WHAT YOU WILL DO → Transcribe word for word the lines spanning the line with "Transcribe the text in this document." through the end of the records.

DATA IN THIS EXERCISE →
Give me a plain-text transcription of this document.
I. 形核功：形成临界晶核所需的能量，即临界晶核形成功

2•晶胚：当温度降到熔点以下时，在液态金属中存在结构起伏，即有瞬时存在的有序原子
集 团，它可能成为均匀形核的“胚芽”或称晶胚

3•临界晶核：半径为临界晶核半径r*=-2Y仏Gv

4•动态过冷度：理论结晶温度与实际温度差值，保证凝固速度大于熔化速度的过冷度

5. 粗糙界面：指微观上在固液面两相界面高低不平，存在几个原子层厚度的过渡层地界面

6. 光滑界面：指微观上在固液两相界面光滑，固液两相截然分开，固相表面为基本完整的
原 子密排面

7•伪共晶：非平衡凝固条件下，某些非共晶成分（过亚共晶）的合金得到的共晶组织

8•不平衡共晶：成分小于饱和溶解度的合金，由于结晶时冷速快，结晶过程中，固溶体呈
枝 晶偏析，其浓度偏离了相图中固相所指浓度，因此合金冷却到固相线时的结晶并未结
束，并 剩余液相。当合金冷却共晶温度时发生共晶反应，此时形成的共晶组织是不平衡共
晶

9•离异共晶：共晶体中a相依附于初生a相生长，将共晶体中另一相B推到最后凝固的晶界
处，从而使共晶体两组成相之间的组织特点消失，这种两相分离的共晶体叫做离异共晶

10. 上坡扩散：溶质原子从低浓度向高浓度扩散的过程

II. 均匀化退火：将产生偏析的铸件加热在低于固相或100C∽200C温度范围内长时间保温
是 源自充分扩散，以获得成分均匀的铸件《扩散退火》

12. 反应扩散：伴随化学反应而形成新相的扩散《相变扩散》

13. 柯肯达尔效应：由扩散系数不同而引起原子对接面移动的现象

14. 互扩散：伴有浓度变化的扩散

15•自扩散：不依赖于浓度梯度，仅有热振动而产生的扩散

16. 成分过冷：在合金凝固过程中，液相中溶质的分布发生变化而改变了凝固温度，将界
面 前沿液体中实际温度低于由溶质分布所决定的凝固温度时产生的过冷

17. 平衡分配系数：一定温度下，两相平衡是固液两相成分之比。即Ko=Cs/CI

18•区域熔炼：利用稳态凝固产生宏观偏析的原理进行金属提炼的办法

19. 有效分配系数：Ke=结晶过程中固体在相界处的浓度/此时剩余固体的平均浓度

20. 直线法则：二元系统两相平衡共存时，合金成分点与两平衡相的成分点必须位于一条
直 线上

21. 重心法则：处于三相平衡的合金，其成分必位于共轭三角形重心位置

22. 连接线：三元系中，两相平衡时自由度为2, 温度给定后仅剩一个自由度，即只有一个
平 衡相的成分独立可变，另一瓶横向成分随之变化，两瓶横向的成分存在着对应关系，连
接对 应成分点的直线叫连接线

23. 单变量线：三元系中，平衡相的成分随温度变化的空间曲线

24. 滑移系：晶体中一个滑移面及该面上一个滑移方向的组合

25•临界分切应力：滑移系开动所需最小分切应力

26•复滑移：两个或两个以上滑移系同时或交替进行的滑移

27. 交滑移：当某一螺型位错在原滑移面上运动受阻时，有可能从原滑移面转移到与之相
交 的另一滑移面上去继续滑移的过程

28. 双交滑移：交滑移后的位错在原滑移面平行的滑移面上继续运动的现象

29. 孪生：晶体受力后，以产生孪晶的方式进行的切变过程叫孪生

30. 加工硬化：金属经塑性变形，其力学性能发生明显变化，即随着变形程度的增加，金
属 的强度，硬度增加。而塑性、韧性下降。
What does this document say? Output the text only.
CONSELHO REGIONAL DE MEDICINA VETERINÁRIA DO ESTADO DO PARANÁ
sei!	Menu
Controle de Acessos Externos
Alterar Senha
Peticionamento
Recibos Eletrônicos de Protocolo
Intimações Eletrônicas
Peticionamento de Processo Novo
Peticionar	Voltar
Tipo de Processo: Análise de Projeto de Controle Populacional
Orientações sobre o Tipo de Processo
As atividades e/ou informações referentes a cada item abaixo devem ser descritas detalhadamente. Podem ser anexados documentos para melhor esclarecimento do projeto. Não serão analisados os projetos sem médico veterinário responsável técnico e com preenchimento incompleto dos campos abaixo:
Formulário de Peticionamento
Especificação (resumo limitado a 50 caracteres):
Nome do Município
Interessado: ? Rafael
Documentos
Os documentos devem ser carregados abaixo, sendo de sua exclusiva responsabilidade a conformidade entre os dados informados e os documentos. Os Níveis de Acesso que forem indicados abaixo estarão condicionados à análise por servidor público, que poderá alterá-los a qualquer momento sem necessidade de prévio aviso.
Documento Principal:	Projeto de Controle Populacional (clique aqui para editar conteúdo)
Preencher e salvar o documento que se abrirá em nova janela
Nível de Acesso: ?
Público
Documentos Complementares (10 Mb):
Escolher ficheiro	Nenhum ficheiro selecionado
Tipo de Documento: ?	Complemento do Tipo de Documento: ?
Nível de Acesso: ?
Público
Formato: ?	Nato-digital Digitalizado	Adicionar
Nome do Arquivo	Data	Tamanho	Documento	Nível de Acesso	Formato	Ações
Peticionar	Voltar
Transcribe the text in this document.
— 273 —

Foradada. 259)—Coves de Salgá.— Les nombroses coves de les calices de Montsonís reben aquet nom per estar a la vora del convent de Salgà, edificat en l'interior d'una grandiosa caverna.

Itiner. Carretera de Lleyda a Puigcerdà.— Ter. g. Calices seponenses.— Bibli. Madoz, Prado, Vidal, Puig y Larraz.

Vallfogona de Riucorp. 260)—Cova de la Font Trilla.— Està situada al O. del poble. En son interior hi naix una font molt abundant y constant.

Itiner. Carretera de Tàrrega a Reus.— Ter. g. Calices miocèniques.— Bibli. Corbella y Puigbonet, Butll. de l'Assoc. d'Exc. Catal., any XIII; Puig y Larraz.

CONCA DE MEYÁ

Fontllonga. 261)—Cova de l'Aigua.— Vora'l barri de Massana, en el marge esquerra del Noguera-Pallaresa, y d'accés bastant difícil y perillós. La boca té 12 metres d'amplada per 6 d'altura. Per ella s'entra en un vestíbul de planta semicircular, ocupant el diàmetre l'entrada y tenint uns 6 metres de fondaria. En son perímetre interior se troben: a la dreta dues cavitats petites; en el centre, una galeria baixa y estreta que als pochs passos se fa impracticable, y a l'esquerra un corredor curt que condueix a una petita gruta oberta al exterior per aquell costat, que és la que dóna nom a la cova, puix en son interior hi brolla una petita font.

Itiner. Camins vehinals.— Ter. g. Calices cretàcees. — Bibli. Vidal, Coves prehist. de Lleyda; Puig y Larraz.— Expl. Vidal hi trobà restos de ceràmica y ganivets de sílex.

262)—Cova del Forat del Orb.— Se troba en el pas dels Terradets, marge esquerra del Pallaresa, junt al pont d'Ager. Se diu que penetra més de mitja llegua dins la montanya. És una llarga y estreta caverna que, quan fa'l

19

SOLUTION →
Transcribe the text in this document.
— 273 —

Foradada. 259)—Coves de Salgá.— Les nombroses coves de les calices de Montsonís reben aquet nom per estar a la vora del convent de Salgà, edificat en l'interior d'una grandiosa caverna.

Itiner. Carretera de Lleyda a Puigcerdà.— Ter. g. Calices seponenses.— Bibli. Madoz, Prado, Vidal, Puig y Larraz.

Vallfogona de Riucorp. 260)—Cova de la Font Trilla.— Està situada al O. del poble. En son interior hi naix una font molt abundant y constant.

Itiner. Carretera de Tàrrega a Reus.— Ter. g. Calices miocèniques.— Bibli. Corbella y Puigbonet, Butll. de l'Assoc. d'Exc. Catal., any XIII; Puig y Larraz.

CONCA DE MEYÁ

Fontllonga. 261)—Cova de l'Aigua.— Vora'l barri de Massana, en el marge esquerra del Noguera-Pallaresa, y d'accés bastant difícil y perillós. La boca té 12 metres d'amplada per 6 d'altura. Per ella s'entra en un vestíbul de planta semicircular, ocupant el diàmetre l'entrada y tenint uns 6 metres de fondaria. En son perímetre interior se troben: a la dreta dues cavitats petites; en el centre, una galeria baixa y estreta que als pochs passos se fa impracticable, y a l'esquerra un corredor curt que condueix a una petita gruta oberta al exterior per aquell costat, que és la que dóna nom a la cova, puix en son interior hi brolla una petita font.

Itiner. Camins vehinals.— Ter. g. Calices cretàcees. — Bibli. Vidal, Coves prehist. de Lleyda; Puig y Larraz.— Expl. Vidal hi trobà restos de ceràmica y ganivets de sílex.

262)—Cova del Forat del Orb.— Se troba en el pas dels Terradets, marge esquerra del Pallaresa, junt al pont d'Ager. Se diu que penetra més de mitja llegua dins la montanya. És una llarga y estreta caverna que, quan fa'l

19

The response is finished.